*Required task A*. Set down the mountaineering training notes word for word, from "Use of ice-axe" up to and including "without axe trials.".

*Selected passage*.
========

Drive and pack-in to base camp at 6000 ft. Operating stove.


Late start. Walking on snow. Confident stride, duckwalk, step-kicking, walking diagonally up slope, kicking footholds moving from in-balance to out-of-balance position.

Use of ice-axe in above, as well as turning to make a switchback. Walking down slope w/ plunge step. Glissading, w/ standing glissade emphasised as preferable. For steep snow ascent, drive axe shaft in directly in front of you, pull yourself up on it. You can go down in this position too.

Ice axe self arrest, from all positions. Also, without axe trials.

Moved to Paul’s tent tonight. Learned hot water bottle usage, method of keeping things dry.

How to always wake with dry socks with only two pair.

Stove can be brought into tent to warm it…but be careful for carbon monoxide.


Snow anchors. Pickets can be placed vertical in ice or hard snow, only if it takes effort to pound it in. Pickets are normally placed horizontal in trench. Rule of thumb: dig trench to elbow level. Rule of thumb for picket trenches and fluke placement: place protection perpendicular to slope, then back off 10 degrees upslope.

Tie sling around picket, attach locking carabiner, gate skyward.

========

[Region annotation records]
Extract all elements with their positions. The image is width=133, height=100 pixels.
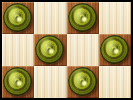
green-checker-piece[interactable] xyxy=(100,35,129,64)
green-checker-piece[interactable] xyxy=(35,35,64,64)
dark-square[interactable] xyxy=(2,2,34,34)
dark-square[interactable] xyxy=(67,66,99,98)
green-checker-piece[interactable] xyxy=(68,67,97,96)
light-square[interactable] xyxy=(67,34,99,66)
dark-square[interactable] xyxy=(99,34,131,66)
light-square[interactable] xyxy=(2,34,34,66)
light-square[interactable] xyxy=(99,2,131,34)
dark-square[interactable] xyxy=(2,66,34,98)
green-checker-piece[interactable] xyxy=(3,67,32,96)
light-square[interactable] xyxy=(34,66,66,98)
light-square[interactable] xyxy=(99,66,131,98)
light-square[interactable] xyxy=(34,2,66,34)
green-checker-piece[interactable] xyxy=(3,3,32,32)
dark-square[interactable] xyxy=(67,2,99,34)
green-checker-piece[interactable] xyxy=(68,3,97,32)
dark-square[interactable] xyxy=(34,34,66,66)
checkers-board xyxy=(0,0,133,100)
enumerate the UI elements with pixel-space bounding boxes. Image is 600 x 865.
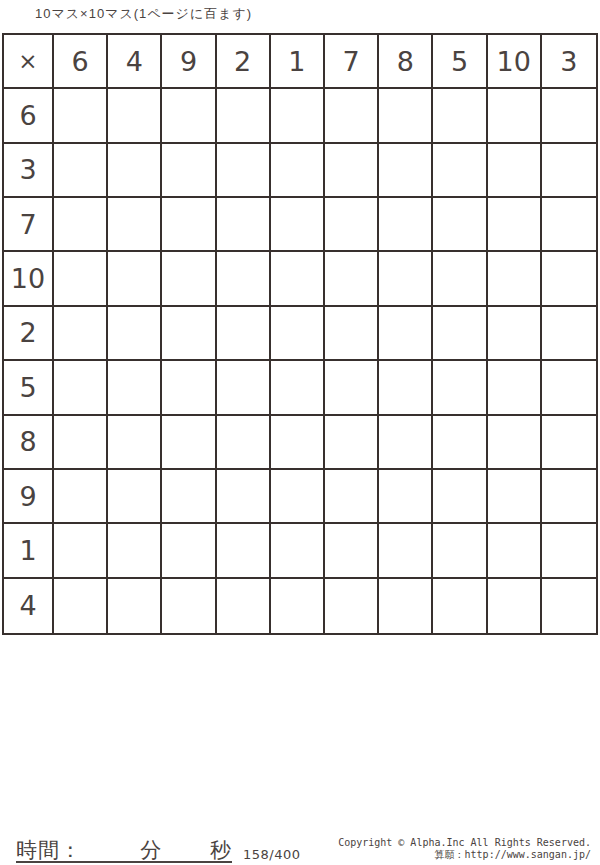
row-header-2: 2 [4, 307, 54, 361]
answer-cell-r3c2[interactable] [108, 198, 162, 252]
answer-cell-r10c8[interactable] [433, 579, 487, 633]
answer-cell-r10c2[interactable] [108, 579, 162, 633]
answer-cell-r7c2[interactable] [108, 416, 162, 470]
col-header-7: 7 [325, 35, 379, 89]
answer-cell-r9c5[interactable] [271, 524, 325, 578]
answer-cell-r5c1[interactable] [54, 307, 108, 361]
answer-cell-r7c9[interactable] [488, 416, 542, 470]
col-header-5: 5 [433, 35, 487, 89]
answer-cell-r2c1[interactable] [54, 144, 108, 198]
answer-cell-r5c9[interactable] [488, 307, 542, 361]
answer-cell-r8c10[interactable] [542, 470, 596, 524]
answer-cell-r2c4[interactable] [217, 144, 271, 198]
answer-cell-r8c7[interactable] [379, 470, 433, 524]
col-header-2: 2 [217, 35, 271, 89]
answer-cell-r7c7[interactable] [379, 416, 433, 470]
row-header-8: 8 [4, 416, 54, 470]
answer-cell-r1c5[interactable] [271, 89, 325, 143]
answer-cell-r3c9[interactable] [488, 198, 542, 252]
answer-cell-r6c9[interactable] [488, 361, 542, 415]
row-header-6: 6 [4, 89, 54, 143]
answer-cell-r9c2[interactable] [108, 524, 162, 578]
page-counter: 158/400 [243, 847, 301, 862]
answer-cell-r10c3[interactable] [162, 579, 216, 633]
answer-cell-r1c1[interactable] [54, 89, 108, 143]
answer-cell-r10c5[interactable] [271, 579, 325, 633]
answer-cell-r2c6[interactable] [325, 144, 379, 198]
answer-cell-r4c10[interactable] [542, 252, 596, 306]
answer-cell-r7c4[interactable] [217, 416, 271, 470]
answer-cell-r3c10[interactable] [542, 198, 596, 252]
answer-cell-r2c10[interactable] [542, 144, 596, 198]
answer-cell-r1c7[interactable] [379, 89, 433, 143]
answer-cell-r6c3[interactable] [162, 361, 216, 415]
answer-cell-r5c4[interactable] [217, 307, 271, 361]
answer-cell-r4c5[interactable] [271, 252, 325, 306]
row-header-9: 9 [4, 470, 54, 524]
answer-cell-r3c8[interactable] [433, 198, 487, 252]
answer-cell-r6c2[interactable] [108, 361, 162, 415]
answer-cell-r8c6[interactable] [325, 470, 379, 524]
answer-cell-r1c4[interactable] [217, 89, 271, 143]
answer-cell-r7c5[interactable] [271, 416, 325, 470]
answer-cell-r4c3[interactable] [162, 252, 216, 306]
answer-cell-r1c2[interactable] [108, 89, 162, 143]
answer-cell-r8c2[interactable] [108, 470, 162, 524]
answer-cell-r5c7[interactable] [379, 307, 433, 361]
answer-cell-r6c4[interactable] [217, 361, 271, 415]
answer-cell-r1c10[interactable] [542, 89, 596, 143]
answer-cell-r2c5[interactable] [271, 144, 325, 198]
answer-cell-r1c6[interactable] [325, 89, 379, 143]
col-header-6: 6 [54, 35, 108, 89]
answer-cell-r10c9[interactable] [488, 579, 542, 633]
answer-cell-r5c6[interactable] [325, 307, 379, 361]
row-header-7: 7 [4, 198, 54, 252]
minutes-label: 分 [140, 838, 162, 861]
answer-cell-r6c5[interactable] [271, 361, 325, 415]
col-header-8: 8 [379, 35, 433, 89]
answer-cell-r1c3[interactable] [162, 89, 216, 143]
answer-cell-r2c9[interactable] [488, 144, 542, 198]
answer-cell-r3c3[interactable] [162, 198, 216, 252]
answer-cell-r3c4[interactable] [217, 198, 271, 252]
answer-cell-r9c8[interactable] [433, 524, 487, 578]
answer-cell-r4c1[interactable] [54, 252, 108, 306]
answer-cell-r5c3[interactable] [162, 307, 216, 361]
answer-cell-r4c6[interactable] [325, 252, 379, 306]
answer-cell-r7c10[interactable] [542, 416, 596, 470]
time-entry-line: 時間： 分 秒 [16, 838, 232, 863]
answer-cell-r8c1[interactable] [54, 470, 108, 524]
answer-cell-r5c8[interactable] [433, 307, 487, 361]
answer-cell-r5c2[interactable] [108, 307, 162, 361]
row-header-5: 5 [4, 361, 54, 415]
answer-cell-r10c4[interactable] [217, 579, 271, 633]
answer-cell-r4c2[interactable] [108, 252, 162, 306]
copyright-line1: Copyright © Alpha.Inc All Rights Reserve… [338, 837, 591, 849]
answer-cell-r9c1[interactable] [54, 524, 108, 578]
answer-cell-r8c3[interactable] [162, 470, 216, 524]
answer-cell-r10c10[interactable] [542, 579, 596, 633]
answer-cell-r4c9[interactable] [488, 252, 542, 306]
worksheet-title: 10マス×10マス(1ページに百ます) [35, 5, 252, 23]
answer-cell-r3c1[interactable] [54, 198, 108, 252]
col-header-1: 1 [271, 35, 325, 89]
answer-cell-r7c3[interactable] [162, 416, 216, 470]
answer-cell-r7c8[interactable] [433, 416, 487, 470]
answer-cell-r8c8[interactable] [433, 470, 487, 524]
answer-cell-r5c10[interactable] [542, 307, 596, 361]
col-header-10: 10 [488, 35, 542, 89]
answer-cell-r9c7[interactable] [379, 524, 433, 578]
answer-cell-r8c4[interactable] [217, 470, 271, 524]
answer-cell-r3c7[interactable] [379, 198, 433, 252]
answer-cell-r4c8[interactable] [433, 252, 487, 306]
time-label: 時間： [16, 838, 82, 861]
answer-cell-r6c10[interactable] [542, 361, 596, 415]
answer-cell-r6c8[interactable] [433, 361, 487, 415]
row-header-3: 3 [4, 144, 54, 198]
row-header-4: 4 [4, 579, 54, 633]
answer-cell-r4c4[interactable] [217, 252, 271, 306]
copyright-notice: Copyright © Alpha.Inc All Rights Reserve… [338, 837, 591, 861]
answer-cell-r2c8[interactable] [433, 144, 487, 198]
answer-cell-r10c7[interactable] [379, 579, 433, 633]
answer-cell-r9c10[interactable] [542, 524, 596, 578]
answer-cell-r3c5[interactable] [271, 198, 325, 252]
answer-cell-r4c7[interactable] [379, 252, 433, 306]
operator-cell: × [4, 35, 54, 89]
col-header-9: 9 [162, 35, 216, 89]
answer-cell-r6c7[interactable] [379, 361, 433, 415]
answer-cell-r8c9[interactable] [488, 470, 542, 524]
col-header-4: 4 [108, 35, 162, 89]
answer-cell-r6c1[interactable] [54, 361, 108, 415]
answer-cell-r7c1[interactable] [54, 416, 108, 470]
answer-cell-r5c5[interactable] [271, 307, 325, 361]
answer-cell-r2c3[interactable] [162, 144, 216, 198]
answer-cell-r8c5[interactable] [271, 470, 325, 524]
row-header-10: 10 [4, 252, 54, 306]
answer-cell-r6c6[interactable] [325, 361, 379, 415]
answer-cell-r1c8[interactable] [433, 89, 487, 143]
multiplication-grid: ×6492178510363710258914 [2, 33, 598, 635]
answer-cell-r10c6[interactable] [325, 579, 379, 633]
col-header-3: 3 [542, 35, 596, 89]
row-header-1: 1 [4, 524, 54, 578]
answer-cell-r3c6[interactable] [325, 198, 379, 252]
answer-cell-r10c1[interactable] [54, 579, 108, 633]
copyright-line2: 算願：http://www.sangan.jp/ [338, 849, 591, 861]
answer-cell-r7c6[interactable] [325, 416, 379, 470]
answer-cell-r9c4[interactable] [217, 524, 271, 578]
answer-cell-r2c7[interactable] [379, 144, 433, 198]
answer-cell-r9c3[interactable] [162, 524, 216, 578]
answer-cell-r9c9[interactable] [488, 524, 542, 578]
answer-cell-r9c6[interactable] [325, 524, 379, 578]
answer-cell-r1c9[interactable] [488, 89, 542, 143]
seconds-label: 秒 [210, 838, 232, 861]
answer-cell-r2c2[interactable] [108, 144, 162, 198]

========

*Required task B*. Rewrite the listing from the line with "row-header-2: 2 [4, 307, 54, 361]" up to and including the line with "answer-cell-r7c2[interactable] [108, 416, 162, 470]", putting "clickable" in place of "interactable" and changing nothing else. Give back only those lines.

*Complete answer A*.
Use of ice-axe in above, as well as turning to make a switchback. Walking down slope w/ plunge step. Glissading, w/ standing glissade emphasised as preferable. For steep snow ascent, drive axe shaft in directly in front of you, pull yourself up on it. You can go down in this position too.

Ice axe self arrest, from all positions. Also, without axe trials.

*Complete answer B*.
row-header-2: 2 [4, 307, 54, 361]
answer-cell-r3c2[clickable] [108, 198, 162, 252]
answer-cell-r10c8[clickable] [433, 579, 487, 633]
answer-cell-r10c2[clickable] [108, 579, 162, 633]
answer-cell-r7c2[clickable] [108, 416, 162, 470]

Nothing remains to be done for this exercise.